_Job_. Quote all of the data below exactly, please.

-=-=-=-=-

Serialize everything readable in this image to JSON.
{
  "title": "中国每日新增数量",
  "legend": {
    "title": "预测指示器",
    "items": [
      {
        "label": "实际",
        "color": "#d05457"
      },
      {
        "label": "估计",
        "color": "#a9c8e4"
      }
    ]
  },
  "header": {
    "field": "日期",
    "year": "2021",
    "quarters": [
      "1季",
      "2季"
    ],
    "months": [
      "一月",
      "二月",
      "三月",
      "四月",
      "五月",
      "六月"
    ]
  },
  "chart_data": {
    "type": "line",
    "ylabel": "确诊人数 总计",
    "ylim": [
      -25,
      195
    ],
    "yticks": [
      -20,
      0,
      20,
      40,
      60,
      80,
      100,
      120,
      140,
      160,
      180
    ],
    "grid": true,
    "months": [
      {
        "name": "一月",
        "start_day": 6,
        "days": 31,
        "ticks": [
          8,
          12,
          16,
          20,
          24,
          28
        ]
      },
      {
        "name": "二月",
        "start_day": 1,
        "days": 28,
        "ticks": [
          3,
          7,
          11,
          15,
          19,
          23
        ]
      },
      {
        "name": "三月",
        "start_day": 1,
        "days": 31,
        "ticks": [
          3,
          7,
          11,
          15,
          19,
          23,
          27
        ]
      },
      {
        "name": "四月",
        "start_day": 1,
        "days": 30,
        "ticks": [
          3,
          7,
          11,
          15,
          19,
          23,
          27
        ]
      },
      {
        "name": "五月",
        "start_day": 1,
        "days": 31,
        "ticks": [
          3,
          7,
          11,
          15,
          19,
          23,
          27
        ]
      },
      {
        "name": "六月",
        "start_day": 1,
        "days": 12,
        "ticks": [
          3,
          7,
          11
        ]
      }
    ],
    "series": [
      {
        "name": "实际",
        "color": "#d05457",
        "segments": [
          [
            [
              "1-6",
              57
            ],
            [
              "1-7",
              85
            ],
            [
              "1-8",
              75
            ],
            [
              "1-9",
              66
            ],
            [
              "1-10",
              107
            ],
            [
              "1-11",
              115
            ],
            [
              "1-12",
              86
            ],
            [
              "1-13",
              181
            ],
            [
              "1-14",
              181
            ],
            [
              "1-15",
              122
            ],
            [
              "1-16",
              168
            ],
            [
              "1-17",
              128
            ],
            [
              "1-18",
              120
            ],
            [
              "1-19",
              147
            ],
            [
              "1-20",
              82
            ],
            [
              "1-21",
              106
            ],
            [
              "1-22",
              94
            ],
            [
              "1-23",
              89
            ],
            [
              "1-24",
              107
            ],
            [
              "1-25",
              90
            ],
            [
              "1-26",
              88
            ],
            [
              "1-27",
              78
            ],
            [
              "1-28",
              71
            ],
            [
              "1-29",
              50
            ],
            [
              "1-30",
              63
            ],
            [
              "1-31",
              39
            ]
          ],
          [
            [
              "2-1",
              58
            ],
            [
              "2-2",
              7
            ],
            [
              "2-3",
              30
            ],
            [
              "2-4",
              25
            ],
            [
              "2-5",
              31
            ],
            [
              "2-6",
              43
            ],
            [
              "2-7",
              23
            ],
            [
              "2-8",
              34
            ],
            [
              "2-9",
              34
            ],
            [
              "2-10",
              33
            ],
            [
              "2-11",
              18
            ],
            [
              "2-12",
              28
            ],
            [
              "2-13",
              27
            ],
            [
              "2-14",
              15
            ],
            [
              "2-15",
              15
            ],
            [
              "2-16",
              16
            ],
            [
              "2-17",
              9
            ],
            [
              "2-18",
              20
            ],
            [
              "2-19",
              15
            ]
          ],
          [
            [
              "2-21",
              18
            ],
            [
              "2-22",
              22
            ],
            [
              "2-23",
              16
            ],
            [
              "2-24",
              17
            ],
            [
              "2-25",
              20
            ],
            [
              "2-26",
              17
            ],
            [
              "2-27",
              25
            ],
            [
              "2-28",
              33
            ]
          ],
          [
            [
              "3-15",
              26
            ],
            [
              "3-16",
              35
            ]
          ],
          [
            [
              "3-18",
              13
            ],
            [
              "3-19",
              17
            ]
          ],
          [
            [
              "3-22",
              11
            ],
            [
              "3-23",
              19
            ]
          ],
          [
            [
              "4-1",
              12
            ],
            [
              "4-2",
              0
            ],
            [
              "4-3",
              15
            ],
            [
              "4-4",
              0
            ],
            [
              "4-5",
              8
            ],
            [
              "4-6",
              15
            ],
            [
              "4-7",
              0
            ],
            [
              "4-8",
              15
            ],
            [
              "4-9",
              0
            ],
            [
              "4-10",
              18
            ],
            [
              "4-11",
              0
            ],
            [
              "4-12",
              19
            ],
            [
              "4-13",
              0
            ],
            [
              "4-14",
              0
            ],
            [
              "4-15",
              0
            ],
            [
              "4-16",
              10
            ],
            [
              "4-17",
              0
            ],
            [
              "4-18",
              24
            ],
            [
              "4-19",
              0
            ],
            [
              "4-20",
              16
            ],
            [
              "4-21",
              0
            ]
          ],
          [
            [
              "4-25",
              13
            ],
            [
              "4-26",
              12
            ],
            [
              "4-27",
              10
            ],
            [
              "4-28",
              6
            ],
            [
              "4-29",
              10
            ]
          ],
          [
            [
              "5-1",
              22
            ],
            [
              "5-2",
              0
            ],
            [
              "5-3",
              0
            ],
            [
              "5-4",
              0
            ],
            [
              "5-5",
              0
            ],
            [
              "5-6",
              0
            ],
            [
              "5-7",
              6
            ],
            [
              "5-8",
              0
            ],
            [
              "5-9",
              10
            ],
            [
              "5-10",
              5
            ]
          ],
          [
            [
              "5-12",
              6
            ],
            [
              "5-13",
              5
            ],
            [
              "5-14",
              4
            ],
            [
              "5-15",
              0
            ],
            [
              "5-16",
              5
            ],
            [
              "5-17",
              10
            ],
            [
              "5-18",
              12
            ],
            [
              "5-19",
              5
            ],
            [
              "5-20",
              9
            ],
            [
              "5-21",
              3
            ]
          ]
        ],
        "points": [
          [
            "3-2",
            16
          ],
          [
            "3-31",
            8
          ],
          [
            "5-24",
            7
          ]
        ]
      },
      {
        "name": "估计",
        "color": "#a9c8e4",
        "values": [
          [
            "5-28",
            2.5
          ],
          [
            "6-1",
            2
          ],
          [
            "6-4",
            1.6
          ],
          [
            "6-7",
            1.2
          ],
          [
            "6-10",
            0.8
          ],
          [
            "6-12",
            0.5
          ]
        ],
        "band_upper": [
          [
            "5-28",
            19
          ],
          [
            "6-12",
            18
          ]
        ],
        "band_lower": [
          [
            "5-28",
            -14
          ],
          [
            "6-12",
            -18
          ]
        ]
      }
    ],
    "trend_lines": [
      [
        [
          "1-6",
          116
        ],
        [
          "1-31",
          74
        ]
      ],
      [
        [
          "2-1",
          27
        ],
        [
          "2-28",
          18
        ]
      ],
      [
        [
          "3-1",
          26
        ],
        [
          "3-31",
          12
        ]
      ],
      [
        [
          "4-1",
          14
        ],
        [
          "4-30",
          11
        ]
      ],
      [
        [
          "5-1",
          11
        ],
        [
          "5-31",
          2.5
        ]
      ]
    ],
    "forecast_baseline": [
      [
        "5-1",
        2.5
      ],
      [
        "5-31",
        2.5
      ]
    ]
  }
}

-=-=-=-=-

_Correct output_.
Serialize everything readable in this image to JSON.
{
  "title": "中国每日新增数量",
  "legend": {
    "title": "预测指示器",
    "items": [
      {
        "label": "实际",
        "color": "#d05457"
      },
      {
        "label": "估计",
        "color": "#a9c8e4"
      }
    ]
  },
  "header": {
    "field": "日期",
    "year": "2021",
    "quarters": [
      "1季",
      "2季"
    ],
    "months": [
      "一月",
      "二月",
      "三月",
      "四月",
      "五月",
      "六月"
    ]
  },
  "chart_data": {
    "type": "line",
    "ylabel": "确诊人数 总计",
    "ylim": [
      -25,
      195
    ],
    "yticks": [
      -20,
      0,
      20,
      40,
      60,
      80,
      100,
      120,
      140,
      160,
      180
    ],
    "grid": true,
    "months": [
      {
        "name": "一月",
        "start_day": 6,
        "days": 31,
        "ticks": [
          8,
          12,
          16,
          20,
          24,
          28
        ]
      },
      {
        "name": "二月",
        "start_day": 1,
        "days": 28,
        "ticks": [
          3,
          7,
          11,
          15,
          19,
          23
        ]
      },
      {
        "name": "三月",
        "start_day": 1,
        "days": 31,
        "ticks": [
          3,
          7,
          11,
          15,
          19,
          23,
          27
        ]
      },
      {
        "name": "四月",
        "start_day": 1,
        "days": 30,
        "ticks": [
          3,
          7,
          11,
          15,
          19,
          23,
          27
        ]
      },
      {
        "name": "五月",
        "start_day": 1,
        "days": 31,
        "ticks": [
          3,
          7,
          11,
          15,
          19,
          23,
          27
        ]
      },
      {
        "name": "六月",
        "start_day": 1,
        "days": 12,
        "ticks": [
          3,
          7,
          11
        ]
      }
    ],
    "series": [
      {
        "name": "实际",
        "color": "#d05457",
        "segments": [
          [
            [
              "1-6",
              57
            ],
            [
              "1-7",
              85
            ],
            [
              "1-8",
              75
            ],
            [
              "1-9",
              66
            ],
            [
              "1-10",
              107
            ],
            [
              "1-11",
              115
            ],
            [
              "1-12",
              86
            ],
            [
              "1-13",
              181
            ],
            [
              "1-14",
              181
            ],
            [
              "1-15",
              122
            ],
            [
              "1-16",
              168
            ],
            [
              "1-17",
              128
            ],
            [
              "1-18",
              120
            ],
            [
              "1-19",
              147
            ],
            [
              "1-20",
              82
            ],
            [
              "1-21",
              106
            ],
            [
              "1-22",
              94
            ],
            [
              "1-23",
              89
            ],
            [
              "1-24",
              107
            ],
            [
              "1-25",
              90
            ],
            [
              "1-26",
              88
            ],
            [
              "1-27",
              78
            ],
            [
              "1-28",
              71
            ],
            [
              "1-29",
              50
            ],
            [
              "1-30",
              63
            ],
            [
              "1-31",
              39
            ]
          ],
          [
            [
              "2-1",
              58
            ],
            [
              "2-2",
              7
            ],
            [
              "2-3",
              30
            ],
            [
              "2-4",
              25
            ],
            [
              "2-5",
              31
            ],
            [
              "2-6",
              43
            ],
            [
              "2-7",
              23
            ],
            [
              "2-8",
              34
            ],
            [
              "2-9",
              34
            ],
            [
              "2-10",
              33
            ],
            [
              "2-11",
              18
            ],
            [
              "2-12",
              28
            ],
            [
              "2-13",
              27
            ],
            [
              "2-14",
              15
            ],
            [
              "2-15",
              15
            ],
            [
              "2-16",
              16
            ],
            [
              "2-17",
              9
            ],
            [
              "2-18",
              20
            ],
            [
              "2-19",
              15
            ]
          ],
          [
            [
              "2-21",
              18
            ],
            [
              "2-22",
              22
            ],
            [
              "2-23",
              16
            ],
            [
              "2-24",
              17
            ],
            [
              "2-25",
              20
            ],
            [
              "2-26",
              17
            ],
            [
              "2-27",
              25
            ],
            [
              "2-28",
              33
            ]
          ],
          [
            [
              "3-15",
              26
            ],
            [
              "3-16",
              35
            ]
          ],
          [
            [
              "3-18",
              13
            ],
            [
              "3-19",
              17
            ]
          ],
          [
            [
              "3-22",
              11
            ],
            [
              "3-23",
              19
            ]
          ],
          [
            [
              "4-1",
              12
            ],
            [
              "4-2",
              0
            ],
            [
              "4-3",
              15
            ],
            [
              "4-4",
              0
            ],
            [
              "4-5",
              8
            ],
            [
              "4-6",
              15
            ],
            [
              "4-7",
              0
            ],
            [
              "4-8",
              15
            ],
            [
              "4-9",
              0
            ],
            [
              "4-10",
              18
            ],
            [
              "4-11",
              0
            ],
            [
              "4-12",
              19
            ],
            [
              "4-13",
              0
            ],
            [
              "4-14",
              0
            ],
            [
              "4-15",
              0
            ],
            [
              "4-16",
              10
            ],
            [
              "4-17",
              0
            ],
            [
              "4-18",
              24
            ],
            [
              "4-19",
              0
            ],
            [
              "4-20",
              16
            ],
            [
              "4-21",
              0
            ]
          ],
          [
            [
              "4-25",
              13
            ],
            [
              "4-26",
              12
            ],
            [
              "4-27",
              10
            ],
            [
              "4-28",
              6
            ],
            [
              "4-29",
              10
            ]
          ],
          [
            [
              "5-1",
              22
            ],
            [
              "5-2",
              0
            ],
            [
              "5-3",
              0
            ],
            [
              "5-4",
              0
            ],
            [
              "5-5",
              0
            ],
            [
              "5-6",
              0
            ],
            [
              "5-7",
              6
            ],
            [
              "5-8",
              0
            ],
            [
              "5-9",
              10
            ],
            [
              "5-10",
              5
            ]
          ],
          [
            [
              "5-12",
              6
            ],
            [
              "5-13",
              5
            ],
            [
              "5-14",
              4
            ],
            [
              "5-15",
              0
            ],
            [
              "5-16",
              5
            ],
            [
              "5-17",
              10
            ],
            [
              "5-18",
              12
            ],
            [
              "5-19",
              5
            ],
            [
              "5-20",
              9
            ],
            [
              "5-21",
              3
            ]
          ]
        ],
        "points": [
          [
            "3-2",
            16
          ],
          [
            "3-31",
            8
          ],
          [
            "5-24",
            7
          ]
        ]
      },
      {
        "name": "估计",
        "color": "#a9c8e4",
        "values": [
          [
            "5-28",
            2.5
          ],
          [
            "6-1",
            2
          ],
          [
            "6-4",
            1.6
          ],
          [
            "6-7",
            1.2
          ],
          [
            "6-10",
            0.8
          ],
          [
            "6-12",
            0.5
          ]
        ],
        "band_upper": [
          [
            "5-28",
            19
          ],
          [
            "6-12",
            18
          ]
        ],
        "band_lower": [
          [
            "5-28",
            -14
          ],
          [
            "6-12",
            -18
          ]
        ]
      }
    ],
    "trend_lines": [
      [
        [
          "1-6",
          116
        ],
        [
          "1-31",
          74
        ]
      ],
      [
        [
          "2-1",
          27
        ],
        [
          "2-28",
          18
        ]
      ],
      [
        [
          "3-1",
          26
        ],
        [
          "3-31",
          12
        ]
      ],
      [
        [
          "4-1",
          14
        ],
        [
          "4-30",
          11
        ]
      ],
      [
        [
          "5-1",
          11
        ],
        [
          "5-31",
          2.5
        ]
      ]
    ],
    "forecast_baseline": [
      [
        "5-1",
        2.5
      ],
      [
        "5-31",
        2.5
      ]
    ]
  }
}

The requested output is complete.